## Available data
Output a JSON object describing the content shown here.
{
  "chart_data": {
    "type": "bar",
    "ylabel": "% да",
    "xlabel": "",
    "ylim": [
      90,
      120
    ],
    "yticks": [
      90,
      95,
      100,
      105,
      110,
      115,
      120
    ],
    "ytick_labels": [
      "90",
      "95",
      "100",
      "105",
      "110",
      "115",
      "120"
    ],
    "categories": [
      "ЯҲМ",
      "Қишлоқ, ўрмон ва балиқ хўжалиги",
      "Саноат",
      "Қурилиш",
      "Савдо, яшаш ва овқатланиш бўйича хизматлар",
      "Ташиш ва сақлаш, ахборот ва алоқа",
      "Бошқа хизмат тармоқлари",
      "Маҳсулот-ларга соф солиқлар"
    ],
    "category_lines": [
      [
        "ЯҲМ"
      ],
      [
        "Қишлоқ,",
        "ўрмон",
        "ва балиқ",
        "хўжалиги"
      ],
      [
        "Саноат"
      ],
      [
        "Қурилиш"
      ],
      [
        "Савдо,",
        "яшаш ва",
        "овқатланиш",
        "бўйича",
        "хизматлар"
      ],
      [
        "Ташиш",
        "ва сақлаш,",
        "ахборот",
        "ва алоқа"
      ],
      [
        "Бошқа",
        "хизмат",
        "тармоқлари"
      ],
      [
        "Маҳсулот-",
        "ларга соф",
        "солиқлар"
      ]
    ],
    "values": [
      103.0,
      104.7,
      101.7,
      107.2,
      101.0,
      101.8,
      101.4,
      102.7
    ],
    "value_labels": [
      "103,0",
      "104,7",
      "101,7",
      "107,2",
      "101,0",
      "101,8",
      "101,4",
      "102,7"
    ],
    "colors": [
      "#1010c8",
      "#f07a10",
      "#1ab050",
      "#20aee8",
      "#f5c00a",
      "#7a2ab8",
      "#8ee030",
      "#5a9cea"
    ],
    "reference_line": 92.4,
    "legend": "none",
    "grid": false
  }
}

## Aim
Tally up the lines in the records containing the word "яшаш", then give the count and nothing else.

## Answer for this exercise
2